Task goal = Collect each line of the data below that contains the word "CLOSE", and copy those lines out in full.

Recorded data =
======
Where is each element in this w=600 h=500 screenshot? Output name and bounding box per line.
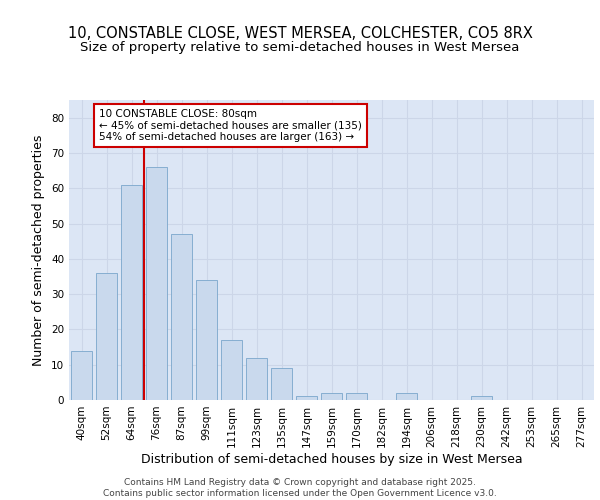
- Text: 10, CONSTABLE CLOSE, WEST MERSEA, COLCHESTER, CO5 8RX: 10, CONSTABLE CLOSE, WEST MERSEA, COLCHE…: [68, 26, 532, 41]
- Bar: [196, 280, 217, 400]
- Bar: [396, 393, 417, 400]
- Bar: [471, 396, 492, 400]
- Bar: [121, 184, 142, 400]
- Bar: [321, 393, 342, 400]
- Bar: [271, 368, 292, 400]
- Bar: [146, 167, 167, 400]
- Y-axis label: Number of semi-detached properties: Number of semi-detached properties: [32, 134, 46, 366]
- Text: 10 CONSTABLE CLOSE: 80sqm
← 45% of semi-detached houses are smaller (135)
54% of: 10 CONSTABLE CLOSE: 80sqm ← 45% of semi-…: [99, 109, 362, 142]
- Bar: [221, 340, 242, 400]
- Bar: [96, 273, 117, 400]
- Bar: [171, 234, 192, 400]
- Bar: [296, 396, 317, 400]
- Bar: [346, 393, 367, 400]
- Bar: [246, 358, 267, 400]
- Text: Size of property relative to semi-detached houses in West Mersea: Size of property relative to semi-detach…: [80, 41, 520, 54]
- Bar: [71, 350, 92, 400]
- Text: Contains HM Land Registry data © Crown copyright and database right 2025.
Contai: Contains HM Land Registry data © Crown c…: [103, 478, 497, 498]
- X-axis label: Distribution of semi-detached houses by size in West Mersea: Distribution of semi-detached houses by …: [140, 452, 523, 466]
======
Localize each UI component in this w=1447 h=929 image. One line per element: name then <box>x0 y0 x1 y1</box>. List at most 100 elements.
======
Written solution =
- Text: 10, CONSTABLE CLOSE, WEST MERSEA, COLCHESTER, CO5 8RX: 10, CONSTABLE CLOSE, WEST MERSEA, COLCHE…: [68, 26, 532, 41]
- Text: 10 CONSTABLE CLOSE: 80sqm
54% of: 10 CONSTABLE CLOSE: 80sqm ← 45% of semi-…: [99, 109, 362, 142]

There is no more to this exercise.